** EXTRAIT CITÉ **
Écoutez le journal audio (le son original de la traversée !) :





Journal écrit :
Temps très nuageux. Au lever du soleil (lueur), on aperçoit l'est. Le vent souffle à 5 ou 6 de l'Est. On se remet en route, mais pas au maxi... ! On en a marre de ne jamais voir d'étoiles.

Dans la journée, très bonne route sous M1 + tourmentin vers l'Ouest. On aperçoit bien le soleil.

A la nuit, on garde le tourmentin pour pouvoir dormir et faire route vers l'Ouest. Swell 3 à 4m de NE. Nuit nuageuse, mais de temps en temps une étoile... On voit enfin la Croix du Sud et on en déduit que nous sommes presque à la latitude 19°ou 18°

La route du jour :

 Zoom ]

Journal audio (transcription) :



Plage 17

Man : Dimanche 13 , au matin. On a passé toute la nuit à la cape courante… avec le tourmentin bordé plat… et la barre au milieu… (Il rigole) et on a pris l’option de dériver avec le vent…vers je ne sais pas… 2-3 nœuds…Le vent était très fort hier soir, on a été obligé de décompresser parce que… on n’a aucune visibilité, aucune visibilité…le ciel est toujours très très nuageux…Et on a préféré attendre le matin…

Max : Ça fait combien de jours qu’on n’a pas vu la Croix du Sud ?

Man : Ça fait… Je ne sais pas moi ! Ça fait au moins 5 jours qu’on n’a pas vu les étoiles du Sud ! La Croix du Sud… du tout !

Max : On ne voit pas d’étoiles !

Man : Aucune étoile quoi ! Enfin si, on aperçu Jupiter… entre deux nuages… Bon enfin, on a remis en route… petite misaine mais sur le grand-mât… ça marche pas mal… on va vers l’Ouest puisque matin, on a eu la chance d’avoir un… un lever de soleil quand même ! Dans la grisaille… c’est entièrement couvert… mais on a quand même aperçu l’Est avec le soleil… Donc le vent porte plutôt Ouest… souffle de l’Est… donc on prend vent arrière euh… La mer est toujours absolument dégueulasse… Vraiment, vraiment, on insiste là dessus, la mer est très très dégueulasse… C’est pour ça qu’on s’est arrêté hier soir parce que… parce que le bateau est très très très inconfortable… dès qu’on avance un peu vite… ça saute droite-gauche, il y a des accélérations terribles de tous les côtés… C’est strictement impossible de dormir quand on est à l’intérieur…et donc on ne peut pas se reposer quoi…

Max : Ben ça fait peur quoi !

Man : Ouais, ça fait tout simplement peur quoi… Oui. (il rigole)

Max : Ça fait salement peur !

** LIGNES **

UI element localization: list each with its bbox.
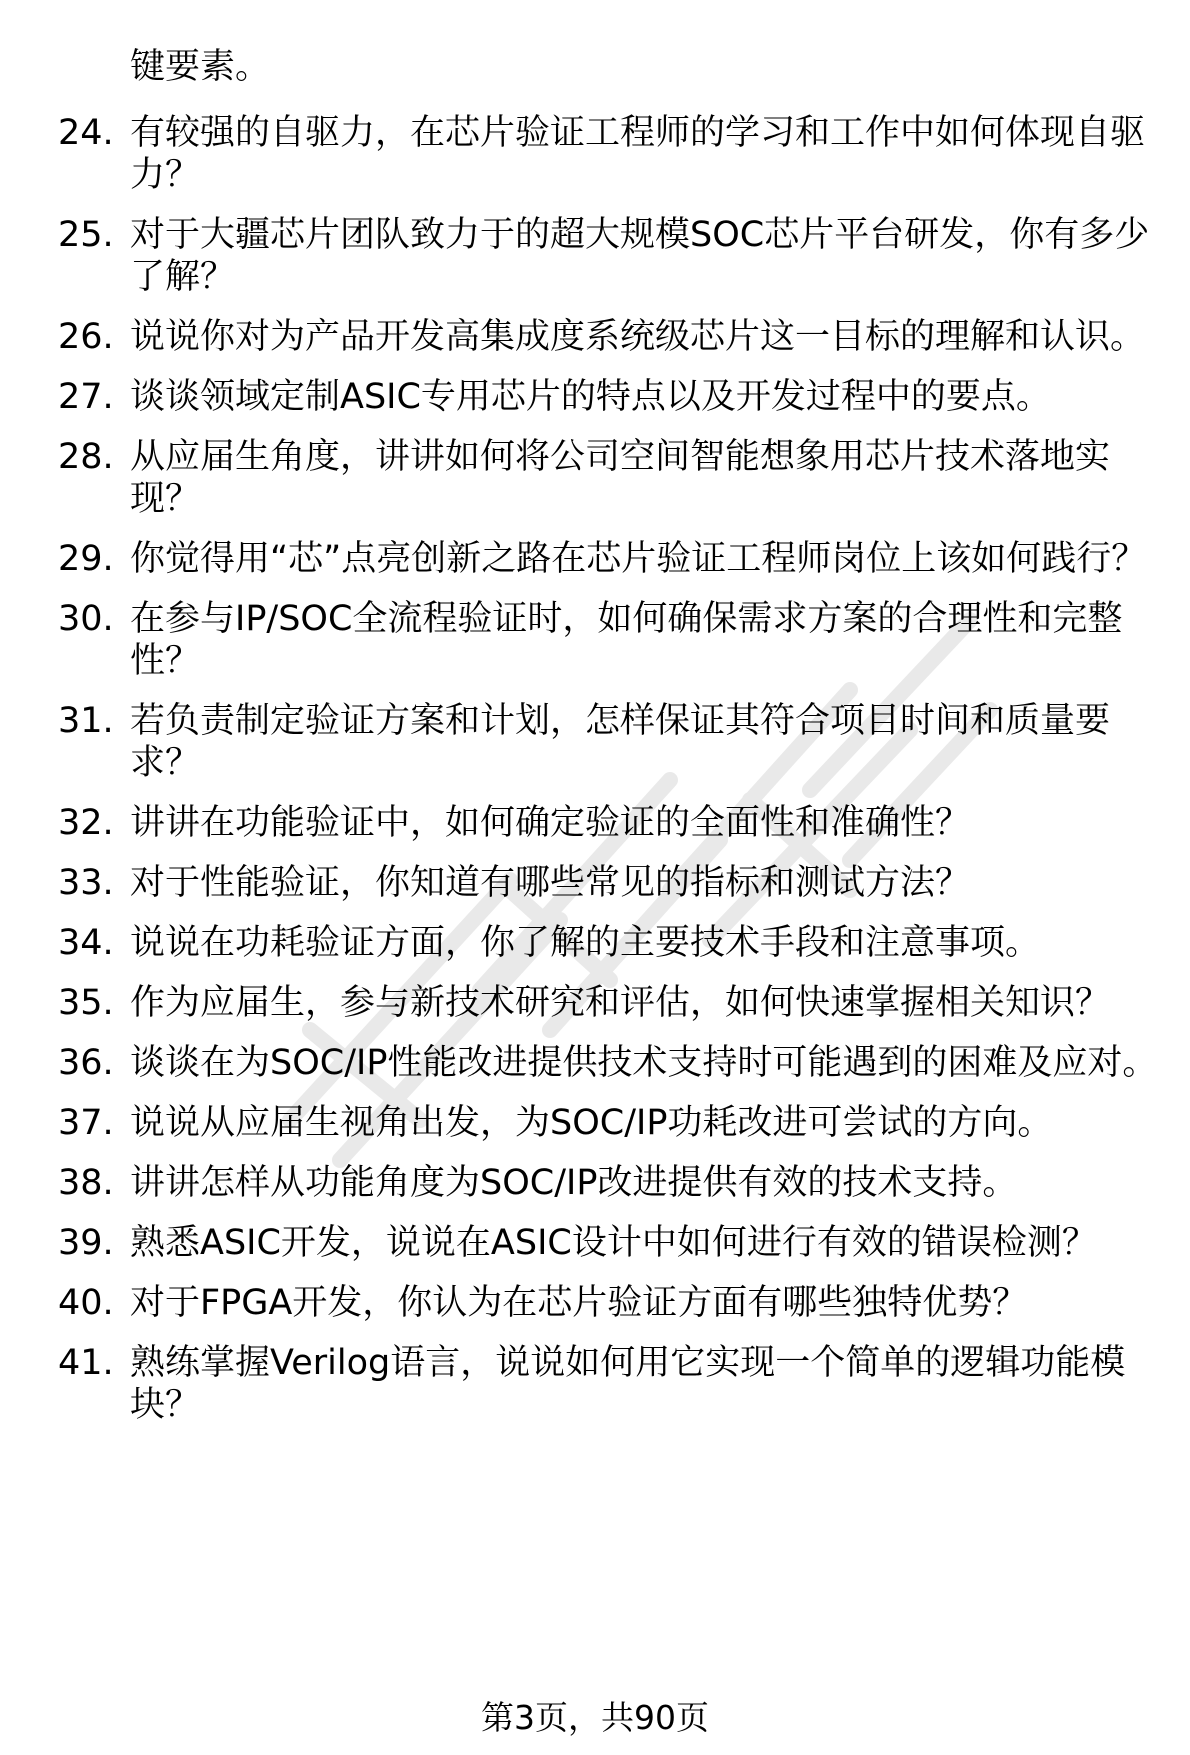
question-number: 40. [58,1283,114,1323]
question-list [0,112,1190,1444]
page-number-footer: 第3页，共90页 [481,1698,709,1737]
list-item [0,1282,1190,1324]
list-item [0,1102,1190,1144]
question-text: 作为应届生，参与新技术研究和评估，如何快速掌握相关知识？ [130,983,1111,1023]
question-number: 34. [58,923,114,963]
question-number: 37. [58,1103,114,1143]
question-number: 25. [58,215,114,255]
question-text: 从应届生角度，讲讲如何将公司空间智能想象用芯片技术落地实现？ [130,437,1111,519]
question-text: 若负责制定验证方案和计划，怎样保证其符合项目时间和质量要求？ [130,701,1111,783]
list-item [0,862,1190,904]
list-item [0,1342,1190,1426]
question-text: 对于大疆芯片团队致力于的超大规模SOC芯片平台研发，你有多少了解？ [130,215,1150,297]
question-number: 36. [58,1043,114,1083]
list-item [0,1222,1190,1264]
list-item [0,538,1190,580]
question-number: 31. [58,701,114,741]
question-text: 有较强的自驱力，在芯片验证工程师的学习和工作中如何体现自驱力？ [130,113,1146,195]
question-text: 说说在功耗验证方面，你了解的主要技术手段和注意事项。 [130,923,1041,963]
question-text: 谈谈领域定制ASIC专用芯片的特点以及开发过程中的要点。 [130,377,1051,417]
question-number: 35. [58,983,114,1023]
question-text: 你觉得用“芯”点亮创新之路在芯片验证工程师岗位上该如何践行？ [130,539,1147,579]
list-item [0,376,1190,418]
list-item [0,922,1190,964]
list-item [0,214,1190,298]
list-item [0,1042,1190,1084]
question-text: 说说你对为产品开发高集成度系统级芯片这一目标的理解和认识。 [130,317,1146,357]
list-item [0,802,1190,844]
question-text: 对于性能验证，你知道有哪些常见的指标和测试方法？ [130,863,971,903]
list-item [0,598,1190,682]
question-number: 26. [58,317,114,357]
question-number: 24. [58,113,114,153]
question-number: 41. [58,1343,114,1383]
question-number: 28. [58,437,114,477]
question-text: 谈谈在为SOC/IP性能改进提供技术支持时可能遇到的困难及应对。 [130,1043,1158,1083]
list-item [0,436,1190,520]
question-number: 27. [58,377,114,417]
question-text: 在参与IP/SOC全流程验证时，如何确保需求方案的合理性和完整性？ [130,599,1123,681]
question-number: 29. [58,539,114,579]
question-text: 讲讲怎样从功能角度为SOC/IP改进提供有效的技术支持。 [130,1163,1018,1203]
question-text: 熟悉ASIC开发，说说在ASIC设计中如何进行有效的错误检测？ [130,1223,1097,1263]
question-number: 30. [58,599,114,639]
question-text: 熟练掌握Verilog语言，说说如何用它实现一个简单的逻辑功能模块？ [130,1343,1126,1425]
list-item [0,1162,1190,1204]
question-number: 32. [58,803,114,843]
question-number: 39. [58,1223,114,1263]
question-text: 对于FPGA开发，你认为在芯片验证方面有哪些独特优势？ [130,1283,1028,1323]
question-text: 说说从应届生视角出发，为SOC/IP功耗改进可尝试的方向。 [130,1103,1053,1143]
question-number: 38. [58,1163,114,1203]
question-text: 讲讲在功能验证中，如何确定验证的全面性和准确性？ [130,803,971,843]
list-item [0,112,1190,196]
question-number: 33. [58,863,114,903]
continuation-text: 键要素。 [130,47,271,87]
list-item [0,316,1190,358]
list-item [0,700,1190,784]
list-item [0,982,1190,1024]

** EXERCICES **
1 > Répondez aux questions suivantes sur le journal de traversée.
(a) D'après le journal écrit, de quelle direction et avec quelle force souffle le vent au lever du soleil ?
(b) Quelle constellation voit-on enfin pendant la nuit nuageuse ?
(c) Selon la transcription audio, quelle planète a-t-on aperçue entre deux nuages ?
2 > Recopiez fidèlement le passage du journal de traversée allant de « Max : Ça fait combien » jusqu'à « pas d’étoiles ! » inclus.
3 > Reprenez le journal de traversée et poursuivez-le après sa dernière réplique.

** CORRIGÉ **
1 >
(a) De l'Est, à 5 ou 6.
(b) La Croix du Sud.
(c) Jupiter.

2 >
Max : Ça fait combien de jours qu’on n’a pas vu la Croix du Sud ?

Man : Ça fait… Je ne sais pas moi ! Ça fait au moins 5 jours qu’on n’a pas vu les étoiles du Sud ! La Croix du Sud… du tout !

Max : On ne voit pas d’étoiles !

3 >
Man : Bon voilà. Ce qu’on pense… oui, voilà… On est dimanche 13… et on arrive enfin au lundi 14… Vers le 15, on sera à la moitié de notre douleur… Et il nous restera plus qu’à souffrir encore la moitié ! Pour arriver en face ! Parce qu’on souffre là, on souffre ! On n’a aucune compensation en regardant le ciel quoi… Vraiment, vraiment, on est paumé… Totalement paumé ! Oui ! On souffre…

Plage 18

Man : Ah oui, j’ajoute qu’hier soir…enfin hier dans la journée en fait… on avançait à toute petite vitesse… il y avait du petit temps plutôt… c’était assez agréable… et on n’a pas du tout toilé parce que… on avait envie de se reposer, et puis on craque un peu…

Max : …pour faire sécher quoi…

Man : et pour faire sécher les affaires parce que… tout est mouillé… et c’est important de relâcher quoi… Et on en a profité pour faire des photo, de la vidéo… des plans un peu spéciaux… Et alors, (il rigole) pour montrer qu’on n’est pas complètement foutu euh…à ceux qui nous regardent sur Internet…ou je ne sais pas quoi… grâce à la balise Argos… on a fait un rush à un moment en remettant la toile sérieusement… Mais alors ça fait peur… on était en surf en permanence, mais comme la mer est très très croisée…on ne sait pas si il y a une vague vicieuse qui se présente par le travers quand on surfe… Il y a des vagues qui se présentent en crochet, en bowl comme on dit en surf… ça fait très très peur… latéralement… Et donc, on a peur de se faire prendre là dedans. On a donc du relâcher avant la nuit ! Evidemment ! Sans ça, on ne peut rien faire, on ne pense qu’à regarder le flotteur sous le vent… C’est terrible !

Plage 19

(bruit d’eau qui court le long de la coque, relativement calme…)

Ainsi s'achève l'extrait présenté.